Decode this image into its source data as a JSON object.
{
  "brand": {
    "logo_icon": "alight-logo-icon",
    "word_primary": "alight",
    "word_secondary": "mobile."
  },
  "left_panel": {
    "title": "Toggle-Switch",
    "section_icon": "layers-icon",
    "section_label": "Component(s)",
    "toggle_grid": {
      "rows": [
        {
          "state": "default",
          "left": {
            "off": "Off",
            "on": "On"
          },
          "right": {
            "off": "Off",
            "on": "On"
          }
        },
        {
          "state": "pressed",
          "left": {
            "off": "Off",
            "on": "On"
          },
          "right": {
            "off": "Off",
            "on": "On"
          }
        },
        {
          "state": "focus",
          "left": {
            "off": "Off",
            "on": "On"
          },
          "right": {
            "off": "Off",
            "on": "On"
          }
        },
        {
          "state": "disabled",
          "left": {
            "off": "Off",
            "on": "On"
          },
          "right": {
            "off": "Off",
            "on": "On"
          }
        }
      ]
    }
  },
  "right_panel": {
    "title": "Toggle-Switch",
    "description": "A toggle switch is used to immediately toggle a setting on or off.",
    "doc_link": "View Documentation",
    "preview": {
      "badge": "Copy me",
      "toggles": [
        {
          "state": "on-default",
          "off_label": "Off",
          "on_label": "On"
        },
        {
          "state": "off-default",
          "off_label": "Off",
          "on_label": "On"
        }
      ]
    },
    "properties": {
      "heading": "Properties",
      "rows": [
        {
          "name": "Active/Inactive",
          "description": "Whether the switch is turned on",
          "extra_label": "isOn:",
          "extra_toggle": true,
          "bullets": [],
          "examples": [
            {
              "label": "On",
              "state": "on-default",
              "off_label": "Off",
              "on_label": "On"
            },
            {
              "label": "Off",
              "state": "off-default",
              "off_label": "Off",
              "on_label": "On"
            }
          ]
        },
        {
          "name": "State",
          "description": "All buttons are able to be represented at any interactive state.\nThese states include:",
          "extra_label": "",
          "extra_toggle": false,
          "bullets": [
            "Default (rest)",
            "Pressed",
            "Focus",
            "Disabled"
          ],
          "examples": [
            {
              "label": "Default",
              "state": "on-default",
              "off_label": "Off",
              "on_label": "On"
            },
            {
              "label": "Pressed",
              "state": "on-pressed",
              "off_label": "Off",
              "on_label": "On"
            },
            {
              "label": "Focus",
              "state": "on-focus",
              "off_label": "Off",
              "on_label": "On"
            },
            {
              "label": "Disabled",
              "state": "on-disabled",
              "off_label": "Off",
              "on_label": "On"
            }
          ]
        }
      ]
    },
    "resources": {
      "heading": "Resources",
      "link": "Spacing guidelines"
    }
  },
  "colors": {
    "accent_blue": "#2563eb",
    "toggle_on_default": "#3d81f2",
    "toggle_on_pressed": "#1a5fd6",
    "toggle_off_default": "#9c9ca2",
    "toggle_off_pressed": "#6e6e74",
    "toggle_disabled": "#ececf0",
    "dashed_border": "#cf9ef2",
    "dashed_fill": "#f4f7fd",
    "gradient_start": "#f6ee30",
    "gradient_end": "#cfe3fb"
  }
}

To do: Write down every line of the data above that includes the string "icon".

Task answer:
    "logo_icon": "alight-logo-icon",
    "section_icon": "layers-icon",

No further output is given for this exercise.